Your task is to copy every line of the entries that contains "name".

━━━━━━━━━━

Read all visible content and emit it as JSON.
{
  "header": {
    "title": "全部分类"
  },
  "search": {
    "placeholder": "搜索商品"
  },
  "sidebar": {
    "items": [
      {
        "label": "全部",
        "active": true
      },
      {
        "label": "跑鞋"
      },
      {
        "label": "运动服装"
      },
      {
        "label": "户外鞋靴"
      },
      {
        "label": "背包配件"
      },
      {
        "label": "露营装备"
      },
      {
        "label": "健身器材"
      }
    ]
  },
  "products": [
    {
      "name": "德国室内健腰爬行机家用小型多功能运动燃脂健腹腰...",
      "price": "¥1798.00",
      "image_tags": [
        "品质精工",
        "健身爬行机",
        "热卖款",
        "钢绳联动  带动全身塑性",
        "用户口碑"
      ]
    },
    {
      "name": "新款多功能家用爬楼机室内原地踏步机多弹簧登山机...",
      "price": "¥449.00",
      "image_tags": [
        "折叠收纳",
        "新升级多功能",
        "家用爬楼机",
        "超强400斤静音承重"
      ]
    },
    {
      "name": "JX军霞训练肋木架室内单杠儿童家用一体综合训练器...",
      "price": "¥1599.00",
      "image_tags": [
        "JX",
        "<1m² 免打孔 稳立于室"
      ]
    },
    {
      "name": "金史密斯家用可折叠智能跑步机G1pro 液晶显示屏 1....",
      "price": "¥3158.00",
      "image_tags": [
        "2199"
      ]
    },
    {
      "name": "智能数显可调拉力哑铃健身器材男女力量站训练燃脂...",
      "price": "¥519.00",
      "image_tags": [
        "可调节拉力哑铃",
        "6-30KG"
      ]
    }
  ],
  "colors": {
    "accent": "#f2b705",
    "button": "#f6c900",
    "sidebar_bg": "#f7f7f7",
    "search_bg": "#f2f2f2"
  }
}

━━━━━━━━━━

— The reply —
      "name": "德国室内健腰爬行机家用小型多功能运动燃脂健腹腰...",
      "name": "新款多功能家用爬楼机室内原地踏步机多弹簧登山机...",
      "name": "JX军霞训练肋木架室内单杠儿童家用一体综合训练器...",
      "name": "金史密斯家用可折叠智能跑步机G1pro 液晶显示屏 1....",
      "name": "智能数显可调拉力哑铃健身器材男女力量站训练燃脂...",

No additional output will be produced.